-- Excerpted data --
..........

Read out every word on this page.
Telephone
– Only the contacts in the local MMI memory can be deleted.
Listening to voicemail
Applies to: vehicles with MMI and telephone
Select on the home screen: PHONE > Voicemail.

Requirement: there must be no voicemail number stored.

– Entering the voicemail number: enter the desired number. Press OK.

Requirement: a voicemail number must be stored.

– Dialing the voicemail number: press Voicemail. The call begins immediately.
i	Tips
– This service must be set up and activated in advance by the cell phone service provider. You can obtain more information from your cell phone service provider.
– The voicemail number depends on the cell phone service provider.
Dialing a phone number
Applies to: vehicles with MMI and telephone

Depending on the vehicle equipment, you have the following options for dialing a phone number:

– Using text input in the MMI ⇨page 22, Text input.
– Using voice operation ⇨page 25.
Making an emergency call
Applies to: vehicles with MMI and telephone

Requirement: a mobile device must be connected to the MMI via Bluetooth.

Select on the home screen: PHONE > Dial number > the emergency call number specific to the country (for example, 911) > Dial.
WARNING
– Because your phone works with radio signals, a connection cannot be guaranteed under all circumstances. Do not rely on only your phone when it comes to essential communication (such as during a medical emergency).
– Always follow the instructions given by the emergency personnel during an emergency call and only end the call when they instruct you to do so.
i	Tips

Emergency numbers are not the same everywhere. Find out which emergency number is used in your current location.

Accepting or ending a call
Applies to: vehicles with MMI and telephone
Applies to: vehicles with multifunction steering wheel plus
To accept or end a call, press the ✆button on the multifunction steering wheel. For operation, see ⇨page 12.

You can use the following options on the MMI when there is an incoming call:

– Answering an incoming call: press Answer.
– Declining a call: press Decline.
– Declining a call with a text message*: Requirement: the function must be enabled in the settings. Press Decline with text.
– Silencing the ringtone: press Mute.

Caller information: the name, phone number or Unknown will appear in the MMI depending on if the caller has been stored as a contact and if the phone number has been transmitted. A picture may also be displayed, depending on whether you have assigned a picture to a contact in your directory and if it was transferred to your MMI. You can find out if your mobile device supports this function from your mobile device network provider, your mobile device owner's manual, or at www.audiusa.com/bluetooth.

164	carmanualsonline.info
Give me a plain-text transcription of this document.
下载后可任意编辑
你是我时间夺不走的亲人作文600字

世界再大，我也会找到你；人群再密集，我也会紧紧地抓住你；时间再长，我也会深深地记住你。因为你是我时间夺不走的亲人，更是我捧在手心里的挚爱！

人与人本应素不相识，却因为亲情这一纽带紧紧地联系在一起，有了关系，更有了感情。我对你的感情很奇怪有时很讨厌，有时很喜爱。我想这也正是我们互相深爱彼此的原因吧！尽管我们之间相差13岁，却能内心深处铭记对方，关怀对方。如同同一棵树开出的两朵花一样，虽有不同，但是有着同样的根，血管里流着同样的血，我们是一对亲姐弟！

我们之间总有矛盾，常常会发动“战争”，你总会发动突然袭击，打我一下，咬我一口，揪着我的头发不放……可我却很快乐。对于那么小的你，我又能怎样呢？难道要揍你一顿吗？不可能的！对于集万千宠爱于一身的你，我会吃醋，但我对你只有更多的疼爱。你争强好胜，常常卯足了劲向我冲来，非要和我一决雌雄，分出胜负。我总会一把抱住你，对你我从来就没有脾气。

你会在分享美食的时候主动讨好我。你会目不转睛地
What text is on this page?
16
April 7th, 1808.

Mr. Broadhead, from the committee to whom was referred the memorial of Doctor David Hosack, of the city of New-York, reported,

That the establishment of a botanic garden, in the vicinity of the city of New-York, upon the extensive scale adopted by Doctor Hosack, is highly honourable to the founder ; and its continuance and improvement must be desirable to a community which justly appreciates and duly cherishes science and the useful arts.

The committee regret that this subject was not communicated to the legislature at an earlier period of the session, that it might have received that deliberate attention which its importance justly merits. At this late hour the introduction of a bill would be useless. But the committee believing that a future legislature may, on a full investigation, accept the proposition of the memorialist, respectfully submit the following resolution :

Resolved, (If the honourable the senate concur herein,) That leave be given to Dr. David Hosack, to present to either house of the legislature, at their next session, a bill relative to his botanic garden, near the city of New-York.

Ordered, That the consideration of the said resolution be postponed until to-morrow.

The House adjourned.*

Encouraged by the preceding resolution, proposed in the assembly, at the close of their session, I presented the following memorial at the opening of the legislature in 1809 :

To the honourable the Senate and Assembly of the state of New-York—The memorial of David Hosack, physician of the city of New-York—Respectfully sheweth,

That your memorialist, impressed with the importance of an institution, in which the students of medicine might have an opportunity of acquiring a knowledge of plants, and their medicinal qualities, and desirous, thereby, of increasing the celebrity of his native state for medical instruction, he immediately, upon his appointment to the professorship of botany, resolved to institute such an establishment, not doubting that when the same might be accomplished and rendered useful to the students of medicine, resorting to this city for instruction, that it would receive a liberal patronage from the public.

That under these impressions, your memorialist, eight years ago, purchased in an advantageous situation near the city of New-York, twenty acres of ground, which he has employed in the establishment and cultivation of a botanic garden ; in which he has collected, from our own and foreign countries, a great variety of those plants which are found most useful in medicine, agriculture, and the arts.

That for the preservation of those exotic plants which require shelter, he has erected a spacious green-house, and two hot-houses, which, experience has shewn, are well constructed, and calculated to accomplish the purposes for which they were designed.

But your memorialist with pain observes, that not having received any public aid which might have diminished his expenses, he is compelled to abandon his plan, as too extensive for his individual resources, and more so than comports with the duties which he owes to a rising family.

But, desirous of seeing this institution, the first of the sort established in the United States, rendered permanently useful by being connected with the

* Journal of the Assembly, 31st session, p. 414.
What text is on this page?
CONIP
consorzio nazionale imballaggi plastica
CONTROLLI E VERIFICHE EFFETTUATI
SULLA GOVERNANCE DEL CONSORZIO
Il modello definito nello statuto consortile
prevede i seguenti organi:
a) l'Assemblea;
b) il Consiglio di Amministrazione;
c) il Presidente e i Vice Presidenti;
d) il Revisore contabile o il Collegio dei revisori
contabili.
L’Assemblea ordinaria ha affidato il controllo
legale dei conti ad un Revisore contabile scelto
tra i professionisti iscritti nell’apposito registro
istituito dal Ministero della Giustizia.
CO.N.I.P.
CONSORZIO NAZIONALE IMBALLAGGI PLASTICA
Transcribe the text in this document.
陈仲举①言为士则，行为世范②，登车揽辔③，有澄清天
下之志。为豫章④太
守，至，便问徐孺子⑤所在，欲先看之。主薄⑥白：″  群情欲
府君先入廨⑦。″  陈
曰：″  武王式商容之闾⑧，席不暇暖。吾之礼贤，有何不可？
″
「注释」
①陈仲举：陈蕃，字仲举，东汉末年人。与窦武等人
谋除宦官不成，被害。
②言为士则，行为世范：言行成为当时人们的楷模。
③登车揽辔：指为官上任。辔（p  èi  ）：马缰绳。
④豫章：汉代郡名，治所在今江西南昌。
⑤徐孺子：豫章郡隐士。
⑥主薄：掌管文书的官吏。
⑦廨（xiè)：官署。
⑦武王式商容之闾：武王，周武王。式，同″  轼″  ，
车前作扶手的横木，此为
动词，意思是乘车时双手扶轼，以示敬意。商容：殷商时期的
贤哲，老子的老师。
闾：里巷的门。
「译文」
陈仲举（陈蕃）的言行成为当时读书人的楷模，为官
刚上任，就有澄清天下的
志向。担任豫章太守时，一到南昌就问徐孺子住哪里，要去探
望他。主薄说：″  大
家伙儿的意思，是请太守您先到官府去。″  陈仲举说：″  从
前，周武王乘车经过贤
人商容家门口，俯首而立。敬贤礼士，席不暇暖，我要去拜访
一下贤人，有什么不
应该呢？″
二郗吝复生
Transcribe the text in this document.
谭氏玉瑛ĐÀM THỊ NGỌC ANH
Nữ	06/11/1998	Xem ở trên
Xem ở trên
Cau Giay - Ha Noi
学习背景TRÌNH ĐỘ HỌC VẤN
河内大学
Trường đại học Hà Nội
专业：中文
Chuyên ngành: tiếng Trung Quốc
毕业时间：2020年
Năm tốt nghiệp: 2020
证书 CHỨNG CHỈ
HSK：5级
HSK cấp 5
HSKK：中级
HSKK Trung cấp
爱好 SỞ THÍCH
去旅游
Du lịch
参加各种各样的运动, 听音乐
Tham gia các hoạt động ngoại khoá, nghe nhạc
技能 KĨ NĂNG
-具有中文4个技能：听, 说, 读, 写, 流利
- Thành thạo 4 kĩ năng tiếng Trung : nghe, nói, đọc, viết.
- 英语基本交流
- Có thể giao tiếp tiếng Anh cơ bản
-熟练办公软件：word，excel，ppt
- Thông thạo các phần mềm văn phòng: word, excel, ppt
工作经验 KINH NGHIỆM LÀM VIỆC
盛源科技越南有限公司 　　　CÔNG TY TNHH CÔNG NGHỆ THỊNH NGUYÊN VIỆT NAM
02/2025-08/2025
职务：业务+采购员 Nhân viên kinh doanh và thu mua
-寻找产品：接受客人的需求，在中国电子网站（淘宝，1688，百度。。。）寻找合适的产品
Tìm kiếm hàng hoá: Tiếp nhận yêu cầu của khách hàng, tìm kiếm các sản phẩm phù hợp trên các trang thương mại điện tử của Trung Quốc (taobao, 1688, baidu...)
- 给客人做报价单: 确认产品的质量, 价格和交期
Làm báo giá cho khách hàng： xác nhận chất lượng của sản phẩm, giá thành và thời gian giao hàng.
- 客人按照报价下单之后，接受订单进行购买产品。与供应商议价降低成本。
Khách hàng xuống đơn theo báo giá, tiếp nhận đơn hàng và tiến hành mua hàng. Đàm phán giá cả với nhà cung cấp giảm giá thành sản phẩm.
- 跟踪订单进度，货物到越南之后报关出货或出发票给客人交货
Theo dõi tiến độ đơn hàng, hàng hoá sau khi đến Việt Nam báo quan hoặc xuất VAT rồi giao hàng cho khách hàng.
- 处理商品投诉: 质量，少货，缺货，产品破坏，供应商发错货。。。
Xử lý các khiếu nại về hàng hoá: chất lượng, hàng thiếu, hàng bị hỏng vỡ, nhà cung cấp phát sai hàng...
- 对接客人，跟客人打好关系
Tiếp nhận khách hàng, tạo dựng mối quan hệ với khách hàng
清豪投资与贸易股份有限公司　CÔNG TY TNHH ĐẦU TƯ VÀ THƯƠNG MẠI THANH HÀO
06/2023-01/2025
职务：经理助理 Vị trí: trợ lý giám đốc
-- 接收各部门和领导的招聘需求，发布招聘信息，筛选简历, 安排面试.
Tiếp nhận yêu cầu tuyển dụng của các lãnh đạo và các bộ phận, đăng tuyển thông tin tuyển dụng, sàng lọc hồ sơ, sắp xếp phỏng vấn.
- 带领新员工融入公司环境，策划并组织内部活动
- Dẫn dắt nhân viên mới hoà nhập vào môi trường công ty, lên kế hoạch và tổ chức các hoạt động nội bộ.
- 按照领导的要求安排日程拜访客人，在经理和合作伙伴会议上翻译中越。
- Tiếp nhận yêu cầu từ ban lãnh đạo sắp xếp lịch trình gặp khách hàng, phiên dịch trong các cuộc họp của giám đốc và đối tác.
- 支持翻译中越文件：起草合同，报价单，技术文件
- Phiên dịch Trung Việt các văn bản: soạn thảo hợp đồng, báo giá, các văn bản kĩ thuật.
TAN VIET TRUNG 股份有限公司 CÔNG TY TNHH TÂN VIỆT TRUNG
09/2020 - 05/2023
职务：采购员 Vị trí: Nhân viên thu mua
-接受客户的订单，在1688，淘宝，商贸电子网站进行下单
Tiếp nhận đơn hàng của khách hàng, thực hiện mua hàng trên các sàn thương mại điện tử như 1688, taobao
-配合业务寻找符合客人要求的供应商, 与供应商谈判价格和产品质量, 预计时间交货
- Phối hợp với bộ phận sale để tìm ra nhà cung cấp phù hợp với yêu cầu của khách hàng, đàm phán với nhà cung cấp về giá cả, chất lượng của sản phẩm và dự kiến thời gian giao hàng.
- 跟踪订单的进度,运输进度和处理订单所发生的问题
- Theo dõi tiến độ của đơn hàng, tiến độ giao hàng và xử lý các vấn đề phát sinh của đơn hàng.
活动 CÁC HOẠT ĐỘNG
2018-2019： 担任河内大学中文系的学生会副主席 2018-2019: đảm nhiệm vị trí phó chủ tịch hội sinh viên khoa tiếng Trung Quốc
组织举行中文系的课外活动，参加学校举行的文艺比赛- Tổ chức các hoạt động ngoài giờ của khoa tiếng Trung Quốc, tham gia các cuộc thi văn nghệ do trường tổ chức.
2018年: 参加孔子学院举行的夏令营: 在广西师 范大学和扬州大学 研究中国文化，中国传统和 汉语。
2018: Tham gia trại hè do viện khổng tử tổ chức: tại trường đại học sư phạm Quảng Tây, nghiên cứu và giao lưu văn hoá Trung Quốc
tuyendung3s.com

..........

Gather each line that holds "near".

Resolved, (If the honourable the senate concur herein,) That leave be given to Dr. David Hosack, to present to either house of the legislature, at their next session, a bill relative to his botanic garden, near the city of New-York.
That under these impressions, your memorialist, eight years ago, purchased in an advantageous situation near the city of New-York, twenty acres of ground, which he has employed in the establishment and cultivation of a botanic garden ; in which he has collected, from our own and foreign countries, a great variety of those plants which are found most useful in medicine, agriculture, and the arts.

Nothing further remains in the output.